→ **WORK TO DO**:
Go through the entries below and count the lines holding the word "name". Reply with only the number, please.

— Begin SOURCE MATERIAL —

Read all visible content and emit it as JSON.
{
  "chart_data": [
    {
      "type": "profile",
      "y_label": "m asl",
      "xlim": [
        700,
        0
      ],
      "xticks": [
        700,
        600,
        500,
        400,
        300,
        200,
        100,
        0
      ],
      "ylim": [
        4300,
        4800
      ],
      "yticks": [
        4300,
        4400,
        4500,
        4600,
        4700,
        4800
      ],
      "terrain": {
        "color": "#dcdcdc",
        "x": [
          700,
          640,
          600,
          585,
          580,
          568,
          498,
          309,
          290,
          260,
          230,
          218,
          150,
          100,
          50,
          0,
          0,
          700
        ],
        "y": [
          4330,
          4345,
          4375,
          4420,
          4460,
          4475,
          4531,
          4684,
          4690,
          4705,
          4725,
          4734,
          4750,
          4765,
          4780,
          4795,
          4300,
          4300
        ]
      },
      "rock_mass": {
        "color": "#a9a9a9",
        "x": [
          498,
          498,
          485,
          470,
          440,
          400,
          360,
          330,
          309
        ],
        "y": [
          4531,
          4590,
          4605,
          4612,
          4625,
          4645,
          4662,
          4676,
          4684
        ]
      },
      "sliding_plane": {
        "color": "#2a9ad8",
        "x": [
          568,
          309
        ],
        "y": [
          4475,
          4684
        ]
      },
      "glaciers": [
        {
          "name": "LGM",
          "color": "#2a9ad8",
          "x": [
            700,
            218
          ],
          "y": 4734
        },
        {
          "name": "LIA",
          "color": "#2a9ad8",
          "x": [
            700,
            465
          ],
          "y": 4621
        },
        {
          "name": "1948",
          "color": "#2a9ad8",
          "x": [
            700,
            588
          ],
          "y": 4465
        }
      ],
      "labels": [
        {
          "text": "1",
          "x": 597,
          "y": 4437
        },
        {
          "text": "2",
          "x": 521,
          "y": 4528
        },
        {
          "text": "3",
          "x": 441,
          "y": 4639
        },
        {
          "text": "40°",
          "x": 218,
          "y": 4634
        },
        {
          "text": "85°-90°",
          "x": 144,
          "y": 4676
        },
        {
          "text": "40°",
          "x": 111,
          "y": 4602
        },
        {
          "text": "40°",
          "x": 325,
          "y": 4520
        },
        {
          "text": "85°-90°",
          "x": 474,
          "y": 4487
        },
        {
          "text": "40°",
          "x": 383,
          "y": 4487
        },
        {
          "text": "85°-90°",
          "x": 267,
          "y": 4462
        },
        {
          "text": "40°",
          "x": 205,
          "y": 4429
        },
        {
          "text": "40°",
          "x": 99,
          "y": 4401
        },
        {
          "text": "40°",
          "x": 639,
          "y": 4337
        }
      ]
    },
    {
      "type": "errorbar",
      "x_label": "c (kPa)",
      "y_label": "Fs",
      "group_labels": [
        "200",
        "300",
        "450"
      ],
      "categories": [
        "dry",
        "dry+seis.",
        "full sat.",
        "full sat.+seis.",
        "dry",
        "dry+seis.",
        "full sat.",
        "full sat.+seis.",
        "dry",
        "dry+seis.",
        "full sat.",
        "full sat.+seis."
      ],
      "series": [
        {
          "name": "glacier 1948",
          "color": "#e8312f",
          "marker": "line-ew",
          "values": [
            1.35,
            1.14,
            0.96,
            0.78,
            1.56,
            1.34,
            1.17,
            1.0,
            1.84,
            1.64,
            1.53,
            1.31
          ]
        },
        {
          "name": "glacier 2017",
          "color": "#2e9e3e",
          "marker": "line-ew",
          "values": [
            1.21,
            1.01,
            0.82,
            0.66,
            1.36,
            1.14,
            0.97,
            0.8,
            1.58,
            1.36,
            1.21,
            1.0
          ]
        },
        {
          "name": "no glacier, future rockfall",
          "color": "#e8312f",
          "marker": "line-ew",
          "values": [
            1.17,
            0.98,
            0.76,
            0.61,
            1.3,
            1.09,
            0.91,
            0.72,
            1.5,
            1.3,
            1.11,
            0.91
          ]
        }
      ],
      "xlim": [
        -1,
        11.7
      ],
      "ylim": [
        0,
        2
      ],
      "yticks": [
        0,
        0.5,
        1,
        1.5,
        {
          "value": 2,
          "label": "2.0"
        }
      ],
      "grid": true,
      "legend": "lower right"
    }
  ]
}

— End SOURCE MATERIAL —

→ **THE REPLY**:
6